Quote each line of the material verbatim, without the pictures.

## INPUT ROWS:
******************************

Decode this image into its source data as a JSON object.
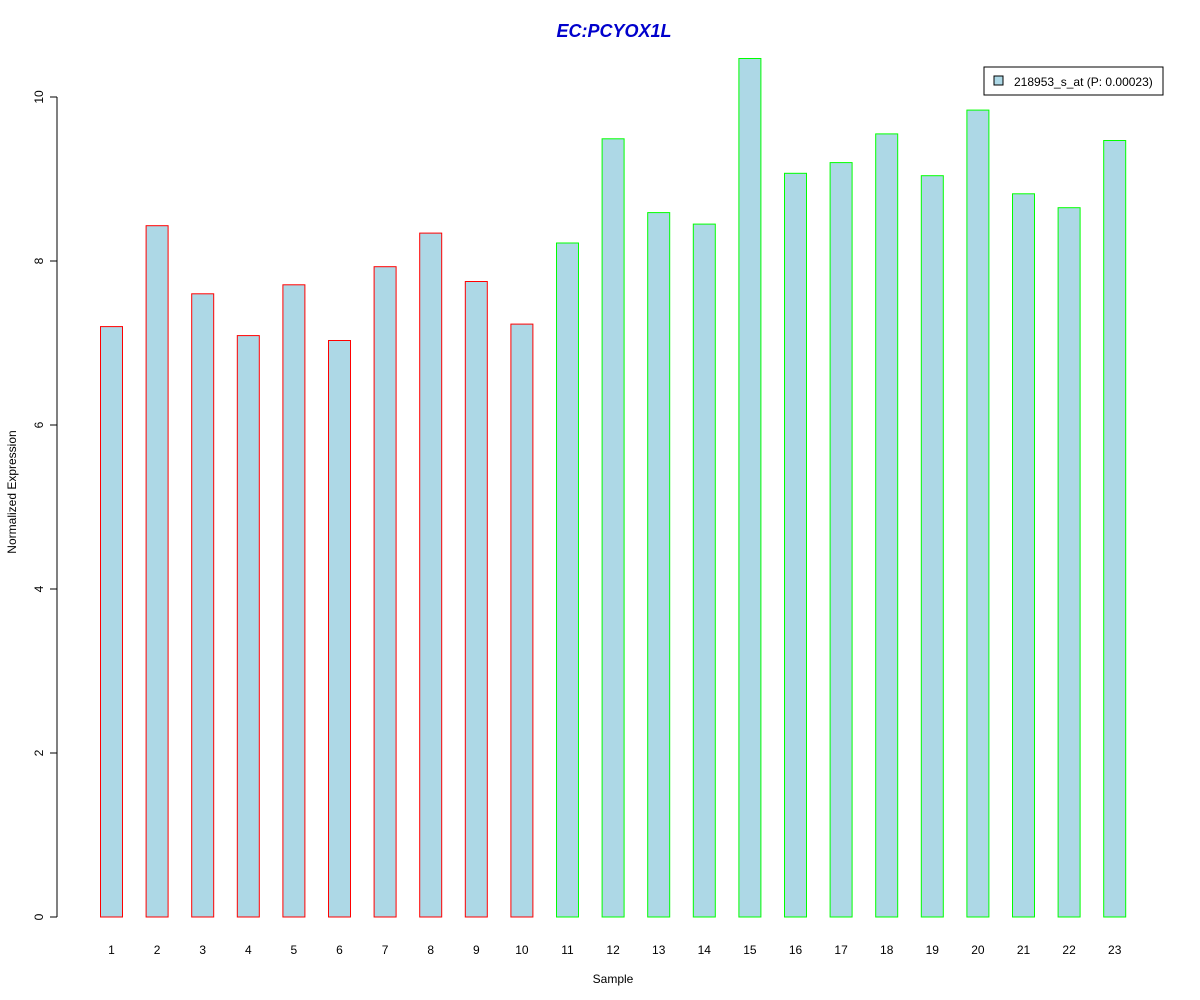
{
  "chart_data": {
    "type": "bar",
    "title": "EC:PCYOX1L",
    "xlabel": "Sample",
    "ylabel": "Normalized Expression",
    "categories": [
      "1",
      "2",
      "3",
      "4",
      "5",
      "6",
      "7",
      "8",
      "9",
      "10",
      "11",
      "12",
      "13",
      "14",
      "15",
      "16",
      "17",
      "18",
      "19",
      "20",
      "21",
      "22",
      "23"
    ],
    "series": [
      {
        "name": "218953_s_at (P: 0.00023)",
        "values": [
          7.2,
          8.43,
          7.6,
          7.09,
          7.71,
          7.03,
          7.93,
          8.34,
          7.75,
          7.23,
          8.22,
          9.49,
          8.59,
          8.45,
          10.47,
          9.07,
          9.2,
          9.55,
          9.04,
          9.84,
          8.82,
          8.65,
          9.47
        ]
      }
    ],
    "groups": [
      "red",
      "red",
      "red",
      "red",
      "red",
      "red",
      "red",
      "red",
      "red",
      "red",
      "green",
      "green",
      "green",
      "green",
      "green",
      "green",
      "green",
      "green",
      "green",
      "green",
      "green",
      "green",
      "green"
    ],
    "y_ticks": [
      "0",
      "2",
      "4",
      "6",
      "8",
      "10"
    ],
    "ylim": [
      0,
      10.5
    ],
    "legend_position": "top-right",
    "grid": false,
    "colors": {
      "bar_fill": "#add8e6",
      "group_red": "#ff0000",
      "group_green": "#00ff00",
      "title": "#0000cc",
      "axis": "#000000"
    }
  }
}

******************************

## TASK RESULT:
Decode this image into its source data as a JSON object.
{
  "chart_data": {
    "type": "bar",
    "title": "EC:PCYOX1L",
    "xlabel": "Sample",
    "ylabel": "Normalized Expression",
    "categories": [
      "1",
      "2",
      "3",
      "4",
      "5",
      "6",
      "7",
      "8",
      "9",
      "10",
      "11",
      "12",
      "13",
      "14",
      "15",
      "16",
      "17",
      "18",
      "19",
      "20",
      "21",
      "22",
      "23"
    ],
    "series": [
      {
        "name": "218953_s_at (P: 0.00023)",
        "values": [
          7.2,
          8.43,
          7.6,
          7.09,
          7.71,
          7.03,
          7.93,
          8.34,
          7.75,
          7.23,
          8.22,
          9.49,
          8.59,
          8.45,
          10.47,
          9.07,
          9.2,
          9.55,
          9.04,
          9.84,
          8.82,
          8.65,
          9.47
        ]
      }
    ],
    "groups": [
      "red",
      "red",
      "red",
      "red",
      "red",
      "red",
      "red",
      "red",
      "red",
      "red",
      "green",
      "green",
      "green",
      "green",
      "green",
      "green",
      "green",
      "green",
      "green",
      "green",
      "green",
      "green",
      "green"
    ],
    "y_ticks": [
      "0",
      "2",
      "4",
      "6",
      "8",
      "10"
    ],
    "ylim": [
      0,
      10.5
    ],
    "legend_position": "top-right",
    "grid": false,
    "colors": {
      "bar_fill": "#add8e6",
      "group_red": "#ff0000",
      "group_green": "#00ff00",
      "title": "#0000cc",
      "axis": "#000000"
    }
  }
}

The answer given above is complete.